§ DIRECTIONS: Quote the data below in full, minus the images.

[Data items]

● ● ●

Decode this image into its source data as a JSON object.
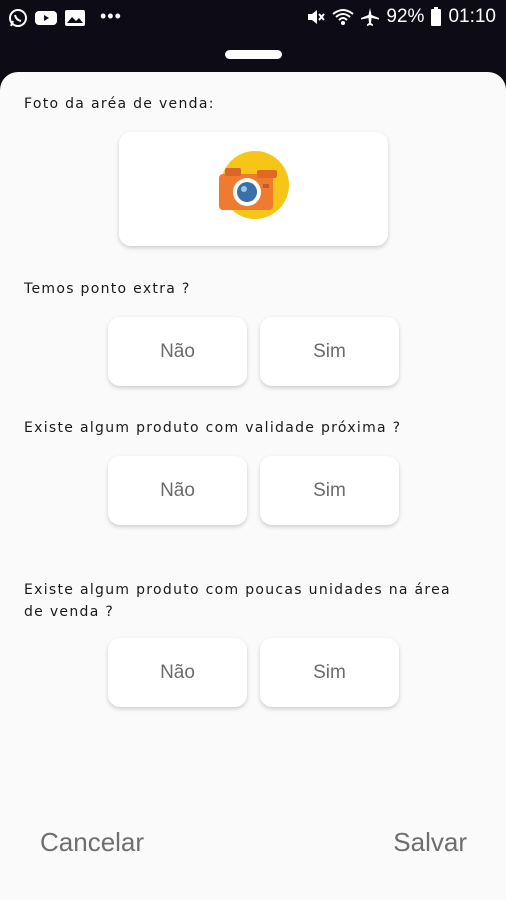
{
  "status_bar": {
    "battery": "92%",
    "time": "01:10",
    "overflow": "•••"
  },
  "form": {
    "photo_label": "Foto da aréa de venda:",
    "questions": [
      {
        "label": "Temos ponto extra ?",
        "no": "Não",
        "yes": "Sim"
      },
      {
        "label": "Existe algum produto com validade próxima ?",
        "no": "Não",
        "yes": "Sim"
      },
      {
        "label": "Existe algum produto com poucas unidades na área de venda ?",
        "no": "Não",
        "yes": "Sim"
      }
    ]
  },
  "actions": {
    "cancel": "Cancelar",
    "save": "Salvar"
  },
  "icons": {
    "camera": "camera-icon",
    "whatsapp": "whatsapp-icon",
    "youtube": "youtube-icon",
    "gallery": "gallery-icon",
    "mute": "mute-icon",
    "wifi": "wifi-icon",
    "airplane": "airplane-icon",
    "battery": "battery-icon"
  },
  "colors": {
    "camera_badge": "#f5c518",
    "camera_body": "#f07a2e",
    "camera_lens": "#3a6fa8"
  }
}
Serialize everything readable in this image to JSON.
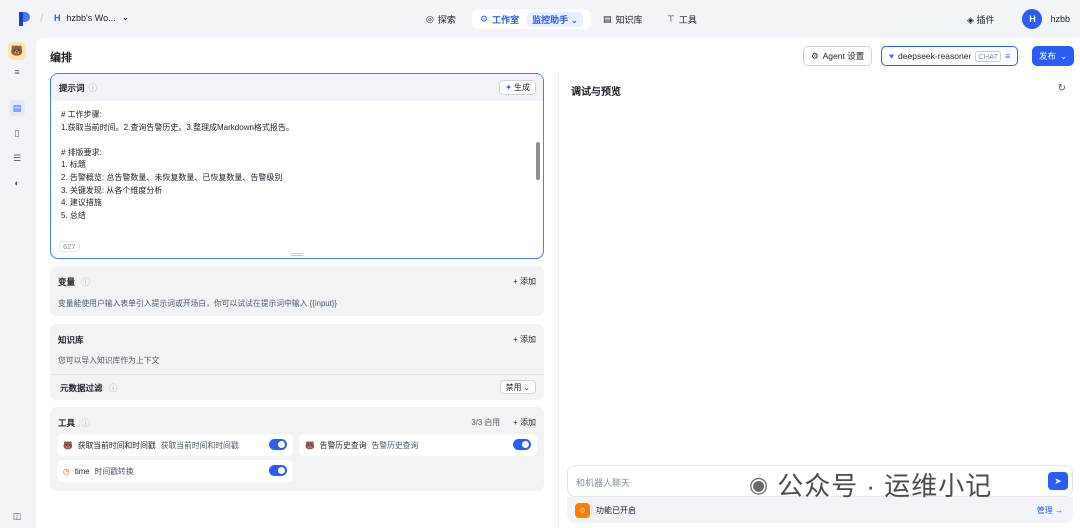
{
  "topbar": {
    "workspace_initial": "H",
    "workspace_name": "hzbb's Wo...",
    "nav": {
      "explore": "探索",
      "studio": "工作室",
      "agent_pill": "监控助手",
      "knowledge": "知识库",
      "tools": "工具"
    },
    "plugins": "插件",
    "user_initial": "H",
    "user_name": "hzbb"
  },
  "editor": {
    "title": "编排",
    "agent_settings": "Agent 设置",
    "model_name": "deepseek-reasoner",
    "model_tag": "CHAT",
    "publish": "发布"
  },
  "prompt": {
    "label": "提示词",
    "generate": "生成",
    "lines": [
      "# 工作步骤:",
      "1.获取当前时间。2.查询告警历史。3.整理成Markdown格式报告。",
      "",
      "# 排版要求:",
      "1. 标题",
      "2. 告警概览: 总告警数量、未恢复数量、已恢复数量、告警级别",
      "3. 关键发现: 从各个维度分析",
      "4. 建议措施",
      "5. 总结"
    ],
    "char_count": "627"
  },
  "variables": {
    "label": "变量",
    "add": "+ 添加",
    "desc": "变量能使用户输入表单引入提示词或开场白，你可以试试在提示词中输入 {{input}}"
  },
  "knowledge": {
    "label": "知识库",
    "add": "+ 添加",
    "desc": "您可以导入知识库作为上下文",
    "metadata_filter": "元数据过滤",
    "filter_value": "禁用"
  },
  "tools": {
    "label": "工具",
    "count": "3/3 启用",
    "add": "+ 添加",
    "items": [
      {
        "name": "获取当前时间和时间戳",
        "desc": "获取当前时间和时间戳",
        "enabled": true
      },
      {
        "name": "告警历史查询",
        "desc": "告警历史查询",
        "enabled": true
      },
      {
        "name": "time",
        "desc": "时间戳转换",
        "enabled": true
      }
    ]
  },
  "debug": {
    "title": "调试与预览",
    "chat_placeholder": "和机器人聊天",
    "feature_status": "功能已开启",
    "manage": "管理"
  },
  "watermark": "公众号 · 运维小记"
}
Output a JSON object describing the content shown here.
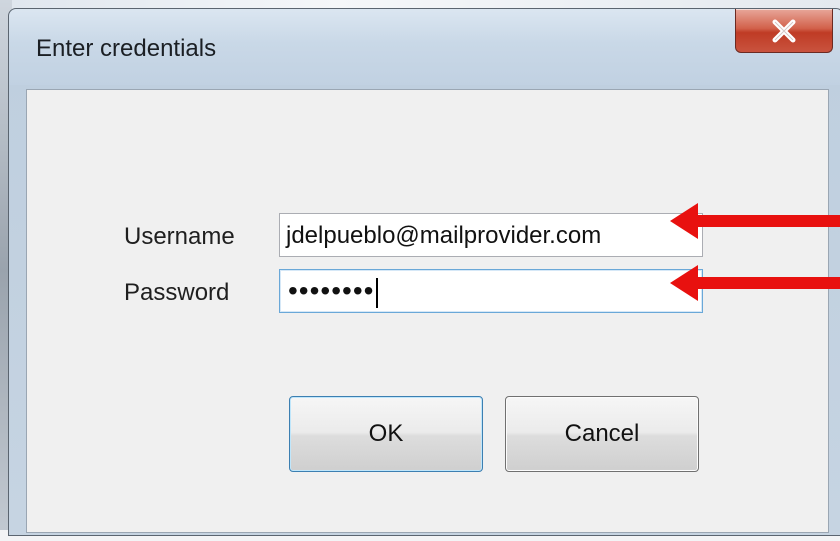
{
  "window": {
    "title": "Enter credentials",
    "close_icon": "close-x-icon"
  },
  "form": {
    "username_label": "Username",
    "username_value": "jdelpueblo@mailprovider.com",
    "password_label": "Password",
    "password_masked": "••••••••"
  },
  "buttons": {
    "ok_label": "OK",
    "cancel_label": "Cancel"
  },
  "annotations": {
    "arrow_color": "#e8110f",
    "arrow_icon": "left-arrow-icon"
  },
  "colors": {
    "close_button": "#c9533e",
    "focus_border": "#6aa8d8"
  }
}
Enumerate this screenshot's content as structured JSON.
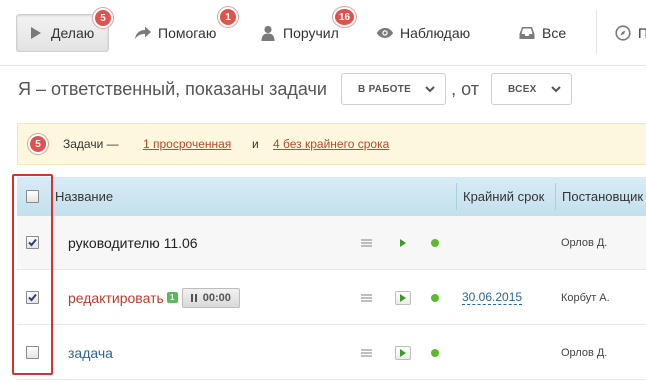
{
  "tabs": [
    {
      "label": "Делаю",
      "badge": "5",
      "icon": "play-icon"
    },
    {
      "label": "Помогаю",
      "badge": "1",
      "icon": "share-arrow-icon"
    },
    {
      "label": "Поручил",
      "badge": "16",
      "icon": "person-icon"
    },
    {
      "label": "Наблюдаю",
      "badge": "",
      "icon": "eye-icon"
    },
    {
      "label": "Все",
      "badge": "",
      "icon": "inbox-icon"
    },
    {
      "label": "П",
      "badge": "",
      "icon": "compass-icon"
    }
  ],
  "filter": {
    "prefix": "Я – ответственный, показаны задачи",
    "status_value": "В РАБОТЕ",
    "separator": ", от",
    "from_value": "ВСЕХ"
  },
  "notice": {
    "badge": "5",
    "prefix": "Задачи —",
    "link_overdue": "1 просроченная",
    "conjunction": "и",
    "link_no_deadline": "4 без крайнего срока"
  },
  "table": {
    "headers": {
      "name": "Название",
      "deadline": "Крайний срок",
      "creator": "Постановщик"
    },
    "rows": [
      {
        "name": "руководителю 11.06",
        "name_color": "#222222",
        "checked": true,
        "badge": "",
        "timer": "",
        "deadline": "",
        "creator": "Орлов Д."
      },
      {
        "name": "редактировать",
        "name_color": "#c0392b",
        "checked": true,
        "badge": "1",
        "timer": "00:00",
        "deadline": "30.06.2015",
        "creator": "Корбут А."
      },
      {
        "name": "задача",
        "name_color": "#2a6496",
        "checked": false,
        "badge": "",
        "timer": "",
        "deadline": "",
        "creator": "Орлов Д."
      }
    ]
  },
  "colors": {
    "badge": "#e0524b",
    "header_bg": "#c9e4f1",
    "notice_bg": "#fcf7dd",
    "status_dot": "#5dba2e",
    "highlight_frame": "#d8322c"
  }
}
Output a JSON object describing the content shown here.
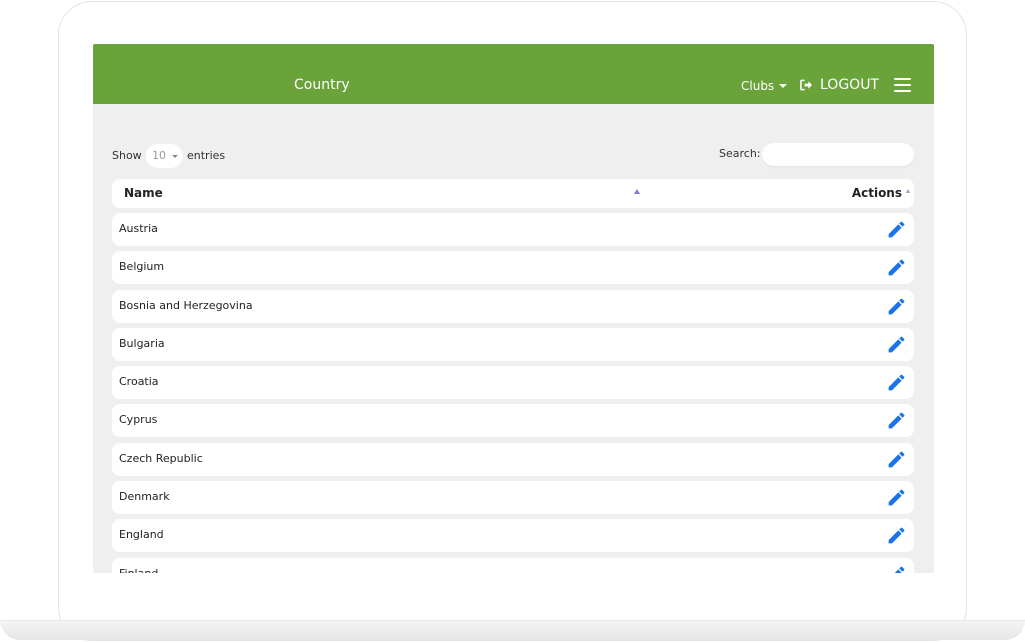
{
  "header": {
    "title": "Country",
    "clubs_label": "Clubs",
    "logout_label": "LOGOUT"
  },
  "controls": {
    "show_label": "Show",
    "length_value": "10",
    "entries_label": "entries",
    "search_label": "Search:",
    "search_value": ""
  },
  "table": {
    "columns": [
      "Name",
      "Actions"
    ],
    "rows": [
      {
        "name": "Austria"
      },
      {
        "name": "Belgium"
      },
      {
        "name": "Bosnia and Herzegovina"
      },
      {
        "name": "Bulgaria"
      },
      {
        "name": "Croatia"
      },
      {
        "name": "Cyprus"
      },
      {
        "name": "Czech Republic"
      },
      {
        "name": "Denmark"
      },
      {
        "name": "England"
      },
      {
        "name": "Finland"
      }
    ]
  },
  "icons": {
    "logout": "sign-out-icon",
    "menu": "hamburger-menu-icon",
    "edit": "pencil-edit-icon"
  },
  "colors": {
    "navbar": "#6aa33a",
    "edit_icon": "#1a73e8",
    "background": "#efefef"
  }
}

● ● ●

§ EXERCISE OUTPUT:
Decode this image into its source data as a JSON object.
{
  "status_bar": {
    "battery": "92%",
    "time": "01:10",
    "overflow": "•••"
  },
  "form": {
    "photo_label": "Foto da aréa de venda:",
    "questions": [
      {
        "label": "Temos ponto extra ?",
        "no": "Não",
        "yes": "Sim"
      },
      {
        "label": "Existe algum produto com validade próxima ?",
        "no": "Não",
        "yes": "Sim"
      },
      {
        "label": "Existe algum produto com poucas unidades na área de venda ?",
        "no": "Não",
        "yes": "Sim"
      }
    ]
  },
  "actions": {
    "cancel": "Cancelar",
    "save": "Salvar"
  },
  "icons": {
    "camera": "camera-icon",
    "whatsapp": "whatsapp-icon",
    "youtube": "youtube-icon",
    "gallery": "gallery-icon",
    "mute": "mute-icon",
    "wifi": "wifi-icon",
    "airplane": "airplane-icon",
    "battery": "battery-icon"
  },
  "colors": {
    "camera_badge": "#f5c518",
    "camera_body": "#f07a2e",
    "camera_lens": "#3a6fa8"
  }
}
Serialize everything readable in this image to JSON.
{
  "topbar": {
    "workspace_initial": "H",
    "workspace_name": "hzbb's Wo...",
    "nav": {
      "explore": "探索",
      "studio": "工作室",
      "agent_pill": "监控助手",
      "knowledge": "知识库",
      "tools": "工具"
    },
    "plugins": "插件",
    "user_initial": "H",
    "user_name": "hzbb"
  },
  "editor": {
    "title": "编排",
    "agent_settings": "Agent 设置",
    "model_name": "deepseek-reasoner",
    "model_tag": "CHAT",
    "publish": "发布"
  },
  "prompt": {
    "label": "提示词",
    "generate": "生成",
    "lines": [
      "# 工作步骤:",
      "1.获取当前时间。2.查询告警历史。3.整理成Markdown格式报告。",
      "",
      "# 排版要求:",
      "1. 标题",
      "2. 告警概览: 总告警数量、未恢复数量、已恢复数量、告警级别",
      "3. 关键发现: 从各个维度分析",
      "4. 建议措施",
      "5. 总结"
    ],
    "char_count": "627"
  },
  "variables": {
    "label": "变量",
    "add": "+ 添加",
    "desc": "变量能使用户输入表单引入提示词或开场白，你可以试试在提示词中输入 {{input}}"
  },
  "knowledge": {
    "label": "知识库",
    "add": "+ 添加",
    "desc": "您可以导入知识库作为上下文",
    "metadata_filter": "元数据过滤",
    "filter_value": "禁用"
  },
  "tools": {
    "label": "工具",
    "count": "3/3 启用",
    "add": "+ 添加",
    "items": [
      {
        "name": "获取当前时间和时间戳",
        "desc": "获取当前时间和时间戳",
        "enabled": true
      },
      {
        "name": "告警历史查询",
        "desc": "告警历史查询",
        "enabled": true
      },
      {
        "name": "time",
        "desc": "时间戳转换",
        "enabled": true
      }
    ]
  },
  "debug": {
    "title": "调试与预览",
    "chat_placeholder": "和机器人聊天",
    "feature_status": "功能已开启",
    "manage": "管理"
  },
  "watermark": "公众号 · 运维小记"
}
Output a JSON object describing the content shown here.
{
  "window": {
    "title": "Enter credentials",
    "close_icon": "close-x-icon"
  },
  "form": {
    "username_label": "Username",
    "username_value": "jdelpueblo@mailprovider.com",
    "password_label": "Password",
    "password_masked": "••••••••"
  },
  "buttons": {
    "ok_label": "OK",
    "cancel_label": "Cancel"
  },
  "annotations": {
    "arrow_color": "#e8110f",
    "arrow_icon": "left-arrow-icon"
  },
  "colors": {
    "close_button": "#c9533e",
    "focus_border": "#6aa8d8"
  }
}
Enumerate this screenshot's content as structured JSON.
{
  "tabs": [
    {
      "label": "Делаю",
      "badge": "5",
      "icon": "play-icon"
    },
    {
      "label": "Помогаю",
      "badge": "1",
      "icon": "share-arrow-icon"
    },
    {
      "label": "Поручил",
      "badge": "16",
      "icon": "person-icon"
    },
    {
      "label": "Наблюдаю",
      "badge": "",
      "icon": "eye-icon"
    },
    {
      "label": "Все",
      "badge": "",
      "icon": "inbox-icon"
    },
    {
      "label": "П",
      "badge": "",
      "icon": "compass-icon"
    }
  ],
  "filter": {
    "prefix": "Я – ответственный, показаны задачи",
    "status_value": "В РАБОТЕ",
    "separator": ", от",
    "from_value": "ВСЕХ"
  },
  "notice": {
    "badge": "5",
    "prefix": "Задачи —",
    "link_overdue": "1 просроченная",
    "conjunction": "и",
    "link_no_deadline": "4 без крайнего срока"
  },
  "table": {
    "headers": {
      "name": "Название",
      "deadline": "Крайний срок",
      "creator": "Постановщик"
    },
    "rows": [
      {
        "name": "руководителю 11.06",
        "name_color": "#222222",
        "checked": true,
        "badge": "",
        "timer": "",
        "deadline": "",
        "creator": "Орлов Д."
      },
      {
        "name": "редактировать",
        "name_color": "#c0392b",
        "checked": true,
        "badge": "1",
        "timer": "00:00",
        "deadline": "30.06.2015",
        "creator": "Корбут А."
      },
      {
        "name": "задача",
        "name_color": "#2a6496",
        "checked": false,
        "badge": "",
        "timer": "",
        "deadline": "",
        "creator": "Орлов Д."
      }
    ]
  },
  "colors": {
    "badge": "#e0524b",
    "header_bg": "#c9e4f1",
    "notice_bg": "#fcf7dd",
    "status_dot": "#5dba2e",
    "highlight_frame": "#d8322c"
  }
}
Output a JSON object describing the content shown here.
{
  "header": {
    "title": "Country",
    "clubs_label": "Clubs",
    "logout_label": "LOGOUT"
  },
  "controls": {
    "show_label": "Show",
    "length_value": "10",
    "entries_label": "entries",
    "search_label": "Search:",
    "search_value": ""
  },
  "table": {
    "columns": [
      "Name",
      "Actions"
    ],
    "rows": [
      {
        "name": "Austria"
      },
      {
        "name": "Belgium"
      },
      {
        "name": "Bosnia and Herzegovina"
      },
      {
        "name": "Bulgaria"
      },
      {
        "name": "Croatia"
      },
      {
        "name": "Cyprus"
      },
      {
        "name": "Czech Republic"
      },
      {
        "name": "Denmark"
      },
      {
        "name": "England"
      },
      {
        "name": "Finland"
      }
    ]
  },
  "icons": {
    "logout": "sign-out-icon",
    "menu": "hamburger-menu-icon",
    "edit": "pencil-edit-icon"
  },
  "colors": {
    "navbar": "#6aa33a",
    "edit_icon": "#1a73e8",
    "background": "#efefef"
  }
}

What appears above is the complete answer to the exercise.